— BEGIN —

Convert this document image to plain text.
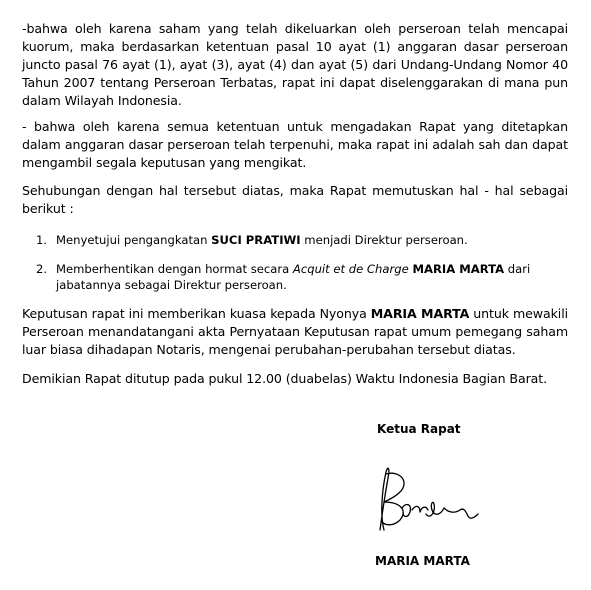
-bahwa oleh karena saham yang telah dikeluarkan oleh perseroan telah mencapai kuorum, maka berdasarkan ketentuan pasal 10 ayat (1) anggaran dasar perseroan juncto pasal 76 ayat (1), ayat (3), ayat (4) dan ayat (5) dari Undang-Undang Nomor 40 Tahun 2007 tentang Perseroan Terbatas, rapat ini dapat diselenggarakan di mana pun dalam Wilayah Indonesia.
- bahwa oleh karena semua ketentuan untuk mengadakan Rapat yang ditetapkan dalam anggaran dasar perseroan telah terpenuhi, maka rapat ini adalah sah dan dapat mengambil segala keputusan yang mengikat.
Sehubungan dengan hal tersebut diatas, maka Rapat memutuskan hal - hal sebagai berikut :
1. Menyetujui pengangkatan SUCI PRATIWI menjadi Direktur perseroan.
2. Memberhentikan dengan hormat secara Acquit et de Charge MARIA MARTA dari jabatannya sebagai Direktur perseroan.
Keputusan rapat ini memberikan kuasa kepada Nyonya MARIA MARTA untuk mewakili Perseroan menandatangani akta Pernyataan Keputusan rapat umum pemegang saham luar biasa dihadapan Notaris, mengenai perubahan-perubahan tersebut diatas.
Demikian Rapat ditutup pada pukul 12.00 (duabelas) Waktu Indonesia Bagian Barat.
Ketua Rapat
MARIA MARTA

— END —

To be done:
Reproduce every entry word for word, but skip any pictures.

Worked answer:
Convert this document image to plain text.
-bahwa oleh karena saham yang telah dikeluarkan oleh perseroan telah mencapai kuorum, maka berdasarkan ketentuan pasal 10 ayat (1) anggaran dasar perseroan juncto pasal 76 ayat (1), ayat (3), ayat (4) dan ayat (5) dari Undang-Undang Nomor 40 Tahun 2007 tentang Perseroan Terbatas, rapat ini dapat diselenggarakan di mana pun dalam Wilayah Indonesia.
- bahwa oleh karena semua ketentuan untuk mengadakan Rapat yang ditetapkan dalam anggaran dasar perseroan telah terpenuhi, maka rapat ini adalah sah dan dapat mengambil segala keputusan yang mengikat.
Sehubungan dengan hal tersebut diatas, maka Rapat memutuskan hal - hal sebagai berikut :
1. Menyetujui pengangkatan SUCI PRATIWI menjadi Direktur perseroan.
2. Memberhentikan dengan hormat secara Acquit et de Charge MARIA MARTA dari jabatannya sebagai Direktur perseroan.
Keputusan rapat ini memberikan kuasa kepada Nyonya MARIA MARTA untuk mewakili Perseroan menandatangani akta Pernyataan Keputusan rapat umum pemegang saham luar biasa dihadapan Notaris, mengenai perubahan-perubahan tersebut diatas.
Demikian Rapat ditutup pada pukul 12.00 (duabelas) Waktu Indonesia Bagian Barat.
Ketua Rapat
MARIA MARTA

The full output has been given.